Work to be completed >> Extract all lines from the data beneath that include the word "ymax".
--- START OF Provided records ---
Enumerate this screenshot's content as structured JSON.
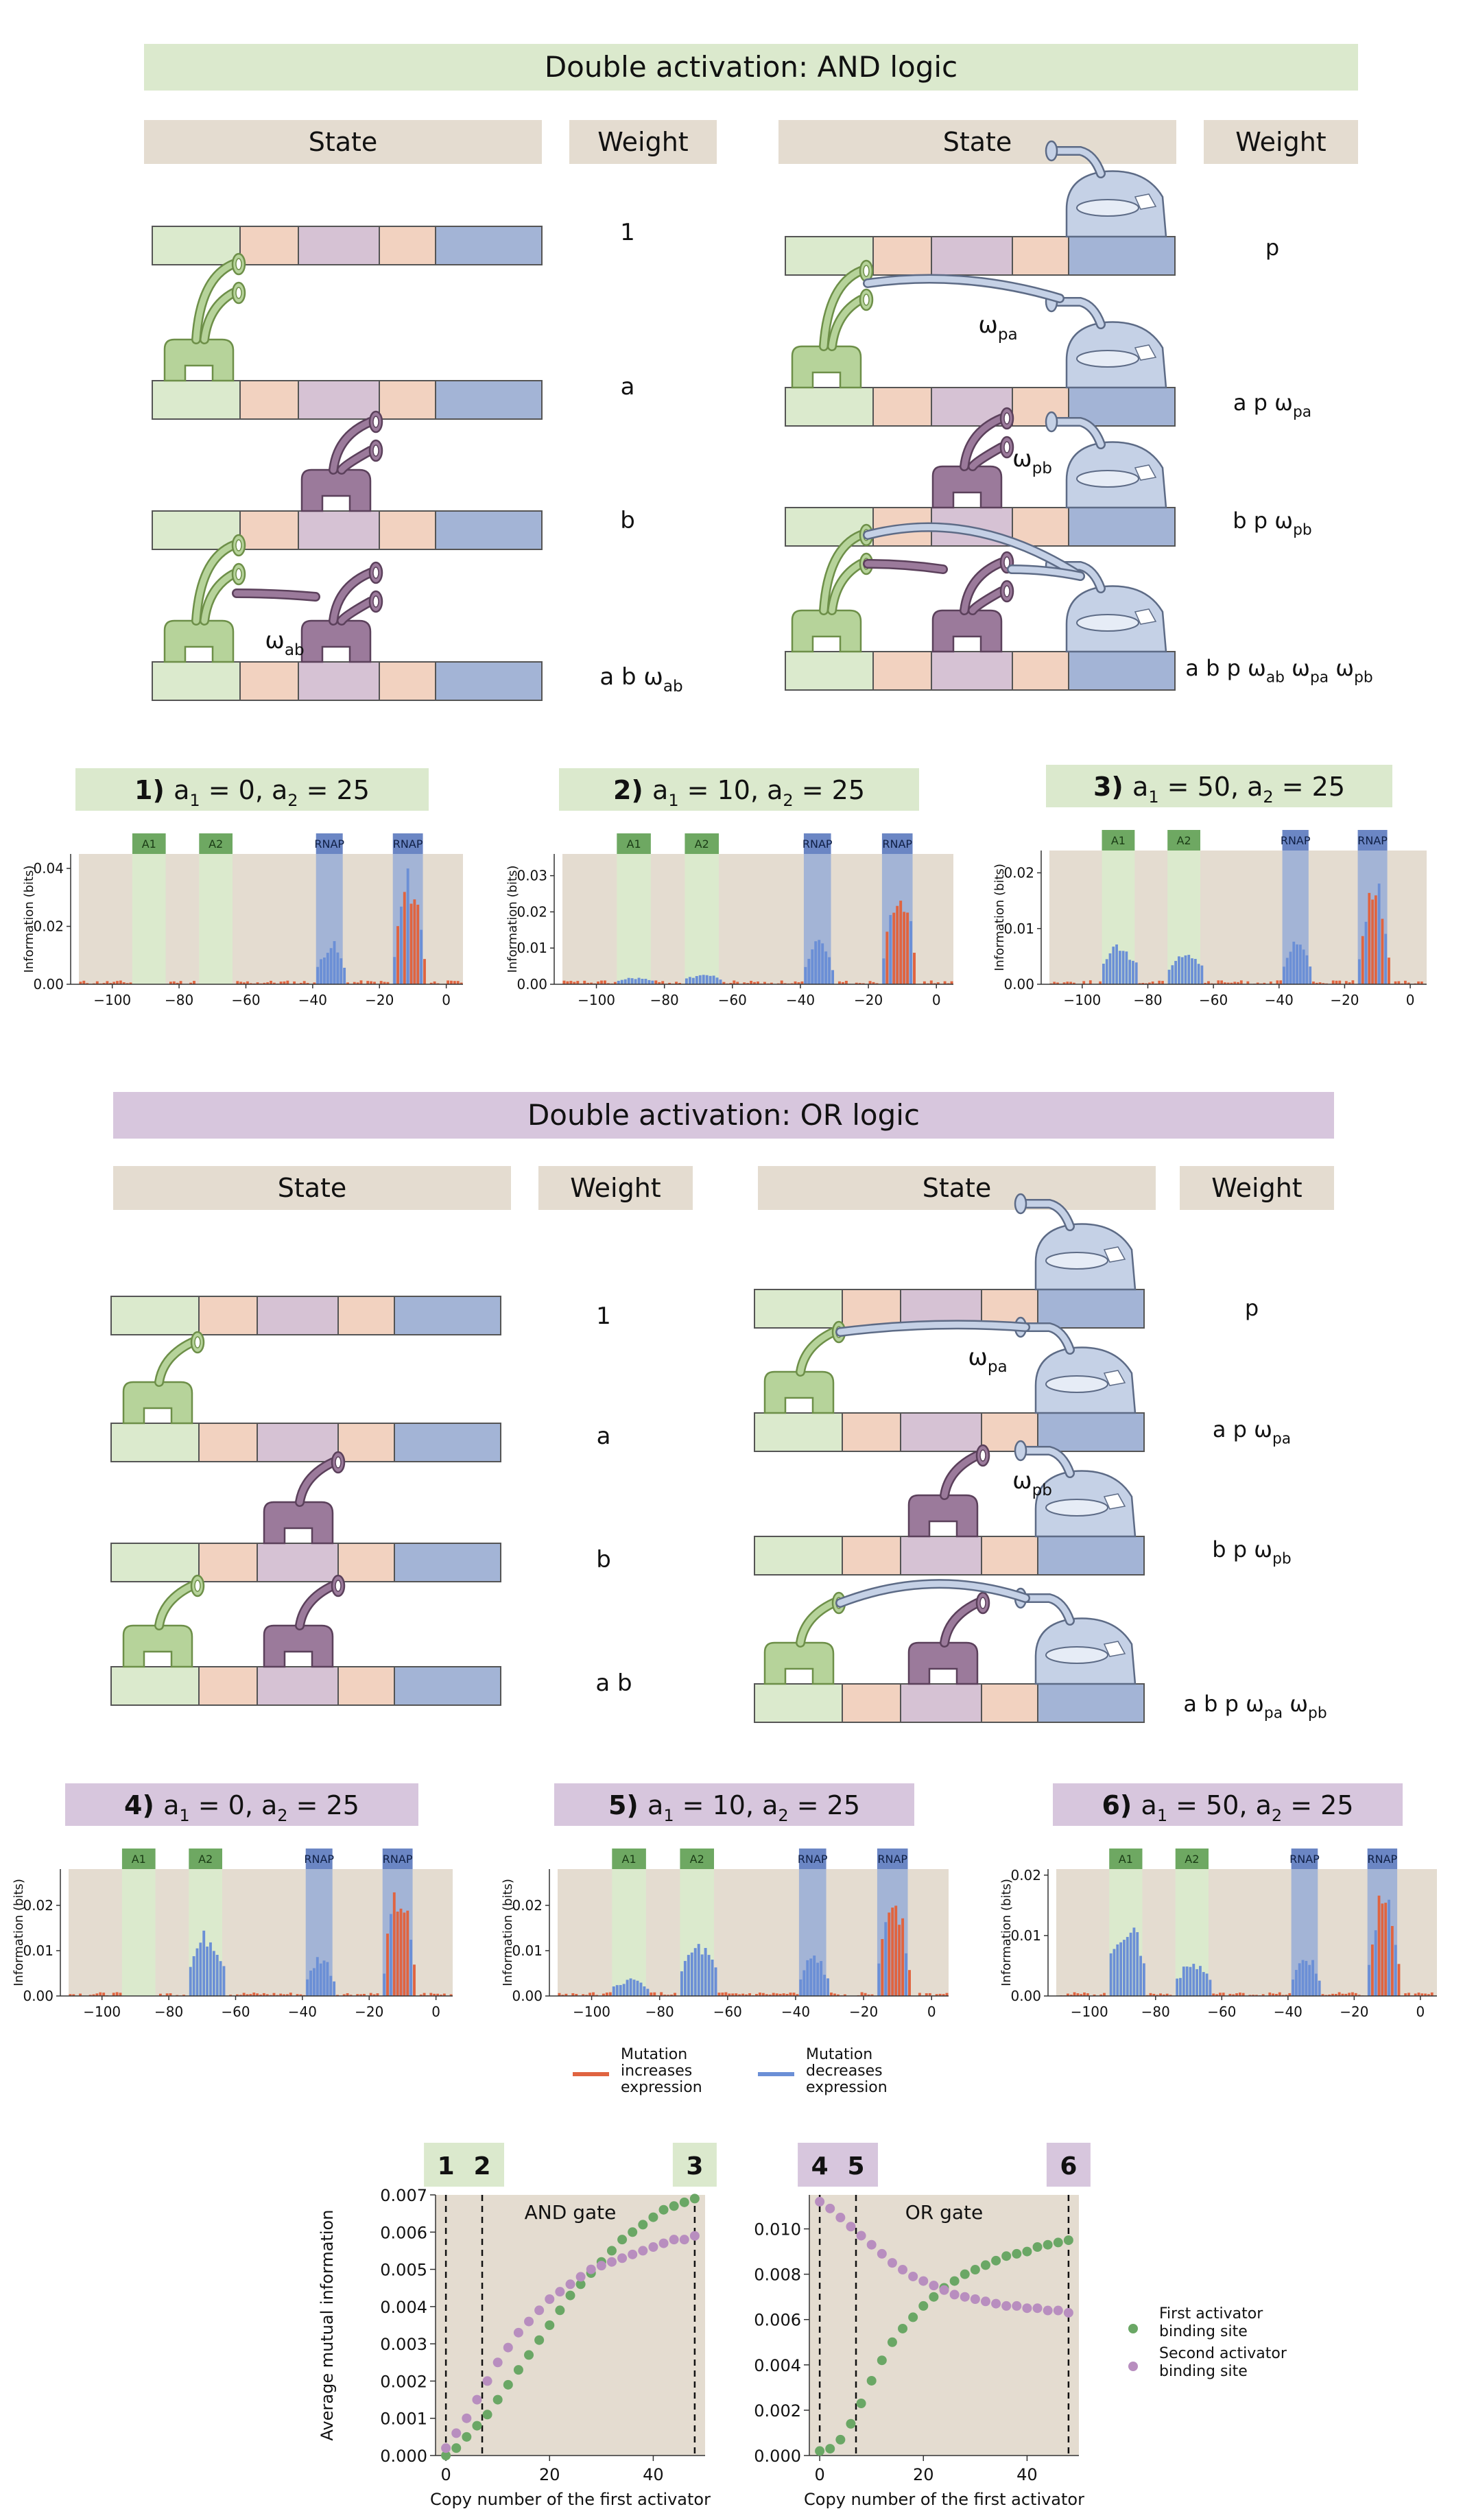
{
  "colors": {
    "green_header": "#dbe9cd",
    "purple_header": "#d7c6dd",
    "tan": "#e4dcd0",
    "act_green": "#b6d39a",
    "act_green_dark": "#6d8f48",
    "act_purple": "#9b7a9b",
    "act_purple_dark": "#5b405b",
    "rnap": "#c5d1e6",
    "rnap_dark": "#5d6b86",
    "seg_green": "#dbeacd",
    "seg_peach": "#f2d2c0",
    "seg_lilac": "#d6c2d4",
    "seg_blue": "#a3b4d6",
    "mut_up": "#e06440",
    "mut_down": "#6b8fd6",
    "dot_green": "#6aa765",
    "dot_purple": "#b88ebf"
  },
  "and_section": {
    "title": "Double activation: AND logic",
    "headers": [
      "State",
      "Weight",
      "State",
      "Weight"
    ],
    "weights_left": [
      "1",
      "a",
      "b",
      "a b ω_ab"
    ],
    "weights_right": [
      "p",
      "a p ω_pa",
      "b p ω_pb",
      "a b p ω_ab ω_pa ω_pb"
    ],
    "interaction_labels": [
      "ω_pa",
      "ω_pb",
      "ω_ab"
    ]
  },
  "or_section": {
    "title": "Double activation: OR logic",
    "headers": [
      "State",
      "Weight",
      "State",
      "Weight"
    ],
    "weights_left": [
      "1",
      "a",
      "b",
      "a b"
    ],
    "weights_right": [
      "p",
      "a p ω_pa",
      "b p ω_pb",
      "a b p ω_pa ω_pb"
    ],
    "interaction_labels": [
      "ω_pa",
      "ω_pb"
    ]
  },
  "panels": [
    {
      "num": "1)",
      "a1": "0",
      "a2": "25",
      "ymax": 0.045,
      "ticks": [
        "0.00",
        "0.02",
        "0.04"
      ],
      "tickvals": [
        0,
        0.02,
        0.04
      ],
      "a1h": 0.0,
      "a2h": 0.0
    },
    {
      "num": "2)",
      "a1": "10",
      "a2": "25",
      "ymax": 0.036,
      "ticks": [
        "0.00",
        "0.01",
        "0.02",
        "0.03"
      ],
      "tickvals": [
        0,
        0.01,
        0.02,
        0.03
      ],
      "a1h": 0.002,
      "a2h": 0.003
    },
    {
      "num": "3)",
      "a1": "50",
      "a2": "25",
      "ymax": 0.024,
      "ticks": [
        "0.00",
        "0.01",
        "0.02"
      ],
      "tickvals": [
        0,
        0.01,
        0.02
      ],
      "a1h": 0.0075,
      "a2h": 0.0065
    },
    {
      "num": "4)",
      "a1": "0",
      "a2": "25",
      "ymax": 0.028,
      "ticks": [
        "0.00",
        "0.01",
        "0.02"
      ],
      "tickvals": [
        0,
        0.01,
        0.02
      ],
      "a1h": 0.0,
      "a2h": 0.015
    },
    {
      "num": "5)",
      "a1": "10",
      "a2": "25",
      "ymax": 0.028,
      "ticks": [
        "0.00",
        "0.01",
        "0.02"
      ],
      "tickvals": [
        0,
        0.01,
        0.02
      ],
      "a1h": 0.004,
      "a2h": 0.012
    },
    {
      "num": "6)",
      "a1": "50",
      "a2": "25",
      "ymax": 0.021,
      "ticks": [
        "0.00",
        "0.01",
        "0.02"
      ],
      "tickvals": [
        0,
        0.01,
        0.02
      ],
      "a1h": 0.013,
      "a2h": 0.006
    }
  ],
  "panel_common": {
    "ylabel": "Information (bits)",
    "xticks": [
      "−100",
      "−80",
      "−60",
      "−40",
      "−20",
      "0"
    ],
    "box_labels": [
      "A1",
      "A2",
      "RNAP",
      "RNAP"
    ]
  },
  "legend": {
    "up": "Mutation increases expression",
    "up_lines": [
      "Mutation",
      "increases",
      "expression"
    ],
    "down_lines": [
      "Mutation",
      "decreases",
      "expression"
    ]
  },
  "chart_data": [
    {
      "type": "scatter",
      "title": "AND gate",
      "xlabel": "Copy number of the first activator",
      "ylabel": "Average mutual information",
      "xlim": [
        -2,
        50
      ],
      "ylim": [
        0,
        0.007
      ],
      "xticks": [
        "0",
        "20",
        "40"
      ],
      "yticks": [
        "0.000",
        "0.001",
        "0.002",
        "0.003",
        "0.004",
        "0.005",
        "0.006",
        "0.007"
      ],
      "markers": [
        "1",
        "2",
        "3"
      ],
      "series": [
        {
          "name": "First activator binding site",
          "x": [
            0,
            2,
            4,
            6,
            8,
            10,
            12,
            14,
            16,
            18,
            20,
            22,
            24,
            26,
            28,
            30,
            32,
            34,
            36,
            38,
            40,
            42,
            44,
            46,
            48
          ],
          "y": [
            0.0,
            0.0002,
            0.0005,
            0.0008,
            0.0011,
            0.0015,
            0.0019,
            0.0023,
            0.0027,
            0.0031,
            0.0035,
            0.0039,
            0.0043,
            0.0046,
            0.0049,
            0.0052,
            0.0055,
            0.0058,
            0.006,
            0.0062,
            0.0064,
            0.0066,
            0.0067,
            0.0068,
            0.0069
          ]
        },
        {
          "name": "Second activator binding site",
          "x": [
            0,
            2,
            4,
            6,
            8,
            10,
            12,
            14,
            16,
            18,
            20,
            22,
            24,
            26,
            28,
            30,
            32,
            34,
            36,
            38,
            40,
            42,
            44,
            46,
            48
          ],
          "y": [
            0.0002,
            0.0006,
            0.001,
            0.0015,
            0.002,
            0.0025,
            0.0029,
            0.0033,
            0.0036,
            0.0039,
            0.0042,
            0.0044,
            0.0046,
            0.0048,
            0.005,
            0.0051,
            0.0052,
            0.0053,
            0.0054,
            0.0055,
            0.0056,
            0.0057,
            0.0058,
            0.0058,
            0.0059
          ]
        }
      ]
    },
    {
      "type": "scatter",
      "title": "OR gate",
      "xlabel": "Copy number of the first activator",
      "ylabel": "",
      "xlim": [
        -2,
        50
      ],
      "ylim": [
        0,
        0.0115
      ],
      "xticks": [
        "0",
        "20",
        "40"
      ],
      "yticks": [
        "0.000",
        "0.002",
        "0.004",
        "0.006",
        "0.008",
        "0.010"
      ],
      "markers": [
        "4",
        "5",
        "6"
      ],
      "series": [
        {
          "name": "First activator binding site",
          "x": [
            0,
            2,
            4,
            6,
            8,
            10,
            12,
            14,
            16,
            18,
            20,
            22,
            24,
            26,
            28,
            30,
            32,
            34,
            36,
            38,
            40,
            42,
            44,
            46,
            48
          ],
          "y": [
            0.0002,
            0.0003,
            0.0007,
            0.0014,
            0.0023,
            0.0033,
            0.0042,
            0.005,
            0.0056,
            0.0061,
            0.0066,
            0.007,
            0.0074,
            0.0077,
            0.008,
            0.0082,
            0.0084,
            0.0086,
            0.0088,
            0.0089,
            0.009,
            0.0092,
            0.0093,
            0.0094,
            0.0095
          ]
        },
        {
          "name": "Second activator binding site",
          "x": [
            0,
            2,
            4,
            6,
            8,
            10,
            12,
            14,
            16,
            18,
            20,
            22,
            24,
            26,
            28,
            30,
            32,
            34,
            36,
            38,
            40,
            42,
            44,
            46,
            48
          ],
          "y": [
            0.0112,
            0.0109,
            0.0105,
            0.0101,
            0.0097,
            0.0093,
            0.0089,
            0.0085,
            0.0082,
            0.0079,
            0.0077,
            0.0075,
            0.0073,
            0.0071,
            0.007,
            0.0069,
            0.0068,
            0.0067,
            0.0066,
            0.0066,
            0.0065,
            0.0065,
            0.0064,
            0.0064,
            0.0063
          ]
        }
      ],
      "legend_entries": [
        "First activator binding site",
        "Second activator binding site"
      ],
      "legend_lines": [
        [
          "First activator",
          "binding site"
        ],
        [
          "Second activator",
          "binding site"
        ]
      ]
    }
  ]
}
--- END OF Provided records ---
Written answer >>
      "ymax": 0.045,
      "ymax": 0.036,
      "ymax": 0.024,
      "ymax": 0.028,
      "ymax": 0.028,
      "ymax": 0.021,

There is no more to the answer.